Task:
Copy all the data exactly, except the pictures.

Records to process:

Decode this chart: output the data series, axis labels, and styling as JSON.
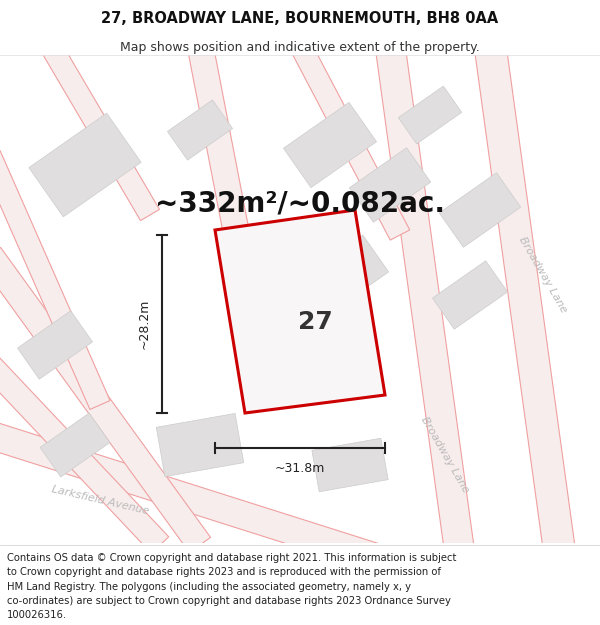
{
  "title": "27, BROADWAY LANE, BOURNEMOUTH, BH8 0AA",
  "subtitle": "Map shows position and indicative extent of the property.",
  "area_text": "~332m²/~0.082ac.",
  "number_label": "27",
  "width_label": "~31.8m",
  "height_label": "~28.2m",
  "footer_text": "Contains OS data © Crown copyright and database right 2021. This information is subject to Crown copyright and database rights 2023 and is reproduced with the permission of HM Land Registry. The polygons (including the associated geometry, namely x, y co-ordinates) are subject to Crown copyright and database rights 2023 Ordnance Survey 100026316.",
  "map_bg": "#ffffff",
  "plot_poly_color": "#cc0000",
  "plot_poly_fill": "#f0eeee",
  "road_line_color": "#f0a0a0",
  "road_fill_color": "#f8eded",
  "block_face_color": "#e0dede",
  "block_edge_color": "#cccccc",
  "title_fontsize": 10.5,
  "subtitle_fontsize": 9,
  "area_fontsize": 20,
  "label_fontsize": 9,
  "num_fontsize": 18,
  "footer_fontsize": 7.2,
  "road_label_color": "#bbbbbb",
  "road_label_fontsize": 8,
  "dim_line_color": "#222222",
  "num_label_color": "#333333"
}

Result of the exercise:
Decode this chart: output the data series, axis labels, and styling as JSON.
{
  "title": "27, BROADWAY LANE, BOURNEMOUTH, BH8 0AA",
  "subtitle": "Map shows position and indicative extent of the property.",
  "area_text": "~332m²/~0.082ac.",
  "number_label": "27",
  "width_label": "~31.8m",
  "height_label": "~28.2m",
  "footer_text": "Contains OS data © Crown copyright and database right 2021. This information is subject to Crown copyright and database rights 2023 and is reproduced with the permission of HM Land Registry. The polygons (including the associated geometry, namely x, y co-ordinates) are subject to Crown copyright and database rights 2023 Ordnance Survey 100026316.",
  "map_bg": "#ffffff",
  "plot_poly_color": "#cc0000",
  "plot_poly_fill": "#f0eeee",
  "road_line_color": "#f0a0a0",
  "road_fill_color": "#f8eded",
  "block_face_color": "#e0dede",
  "block_edge_color": "#cccccc",
  "title_fontsize": 10.5,
  "subtitle_fontsize": 9,
  "area_fontsize": 20,
  "label_fontsize": 9,
  "num_fontsize": 18,
  "footer_fontsize": 7.2,
  "road_label_color": "#bbbbbb",
  "road_label_fontsize": 8,
  "dim_line_color": "#222222",
  "num_label_color": "#333333"
}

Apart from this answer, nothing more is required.